(Figure collection entries)
(begin)
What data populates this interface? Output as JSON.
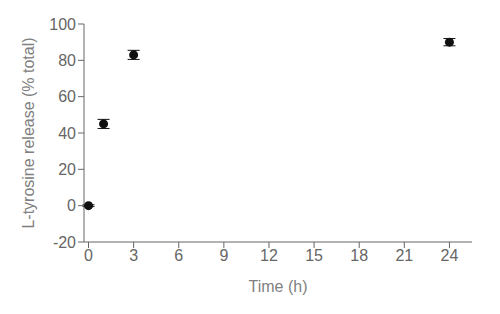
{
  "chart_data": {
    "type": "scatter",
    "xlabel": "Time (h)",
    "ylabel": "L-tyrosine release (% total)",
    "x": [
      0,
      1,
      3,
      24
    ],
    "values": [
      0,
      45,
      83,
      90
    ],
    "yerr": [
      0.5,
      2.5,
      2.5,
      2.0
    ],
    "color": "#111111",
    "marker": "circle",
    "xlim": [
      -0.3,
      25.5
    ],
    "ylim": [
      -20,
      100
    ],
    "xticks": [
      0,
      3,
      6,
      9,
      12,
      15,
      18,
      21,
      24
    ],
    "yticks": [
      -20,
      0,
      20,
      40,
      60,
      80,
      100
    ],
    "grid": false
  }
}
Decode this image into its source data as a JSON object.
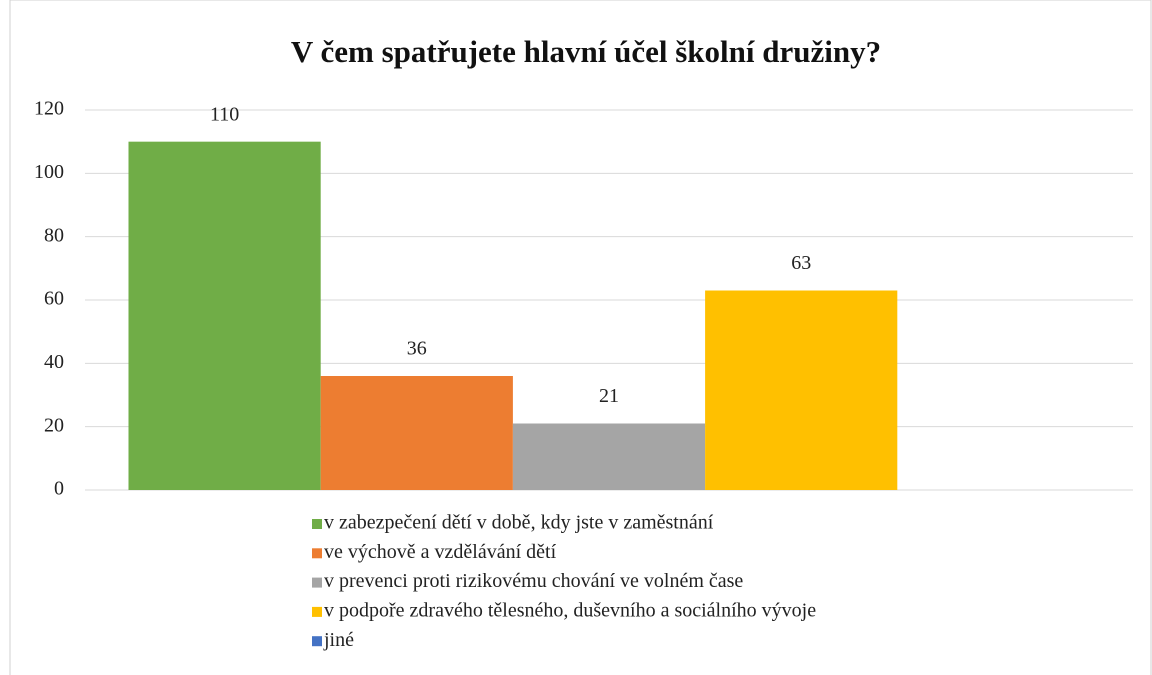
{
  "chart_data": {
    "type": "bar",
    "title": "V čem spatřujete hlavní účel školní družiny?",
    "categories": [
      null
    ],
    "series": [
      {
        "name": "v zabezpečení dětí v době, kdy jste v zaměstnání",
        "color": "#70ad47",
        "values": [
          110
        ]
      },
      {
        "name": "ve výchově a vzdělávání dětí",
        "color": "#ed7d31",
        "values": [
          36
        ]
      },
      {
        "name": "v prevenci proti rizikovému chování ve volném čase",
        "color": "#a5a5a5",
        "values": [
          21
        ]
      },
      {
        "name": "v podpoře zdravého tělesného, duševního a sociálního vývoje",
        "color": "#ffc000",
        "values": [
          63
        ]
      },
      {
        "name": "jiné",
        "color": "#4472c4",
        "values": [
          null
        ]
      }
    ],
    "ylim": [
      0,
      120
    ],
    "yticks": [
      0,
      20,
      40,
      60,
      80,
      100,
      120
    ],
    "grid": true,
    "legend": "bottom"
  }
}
(end)
Given exercise
What is the number of lines in the records that contain "name"? Give that number only.

Problem solution
5